===== Source records =====

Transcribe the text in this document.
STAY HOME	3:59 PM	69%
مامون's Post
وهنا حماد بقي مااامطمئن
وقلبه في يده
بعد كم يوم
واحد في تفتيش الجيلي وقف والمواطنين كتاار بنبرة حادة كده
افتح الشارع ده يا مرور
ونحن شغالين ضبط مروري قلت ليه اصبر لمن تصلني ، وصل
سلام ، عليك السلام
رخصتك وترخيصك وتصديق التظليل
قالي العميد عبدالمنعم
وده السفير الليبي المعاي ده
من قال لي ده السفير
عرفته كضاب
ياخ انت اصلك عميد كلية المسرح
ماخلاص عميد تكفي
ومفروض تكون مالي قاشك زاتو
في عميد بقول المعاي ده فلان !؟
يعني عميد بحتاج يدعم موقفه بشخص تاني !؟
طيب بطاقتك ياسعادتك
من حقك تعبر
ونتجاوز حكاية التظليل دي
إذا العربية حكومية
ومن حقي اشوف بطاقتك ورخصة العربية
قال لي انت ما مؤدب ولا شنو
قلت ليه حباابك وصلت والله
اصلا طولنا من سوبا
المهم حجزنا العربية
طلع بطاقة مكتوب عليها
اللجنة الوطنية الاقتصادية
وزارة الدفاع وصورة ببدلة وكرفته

=====

Task description: Exactly as written, please output every entry.

The answer:
Transcribe the text in this document.
STAY HOME	3:59 PM	69%
مامون's Post
وهنا حماد بقي مااامطمئن
وقلبه في يده
بعد كم يوم
واحد في تفتيش الجيلي وقف والمواطنين كتاار بنبرة حادة كده
افتح الشارع ده يا مرور
ونحن شغالين ضبط مروري قلت ليه اصبر لمن تصلني ، وصل
سلام ، عليك السلام
رخصتك وترخيصك وتصديق التظليل
قالي العميد عبدالمنعم
وده السفير الليبي المعاي ده
من قال لي ده السفير
عرفته كضاب
ياخ انت اصلك عميد كلية المسرح
ماخلاص عميد تكفي
ومفروض تكون مالي قاشك زاتو
في عميد بقول المعاي ده فلان !؟
يعني عميد بحتاج يدعم موقفه بشخص تاني !؟
طيب بطاقتك ياسعادتك
من حقك تعبر
ونتجاوز حكاية التظليل دي
إذا العربية حكومية
ومن حقي اشوف بطاقتك ورخصة العربية
قال لي انت ما مؤدب ولا شنو
قلت ليه حباابك وصلت والله
اصلا طولنا من سوبا
المهم حجزنا العربية
طلع بطاقة مكتوب عليها
اللجنة الوطنية الاقتصادية
وزارة الدفاع وصورة ببدلة وكرفته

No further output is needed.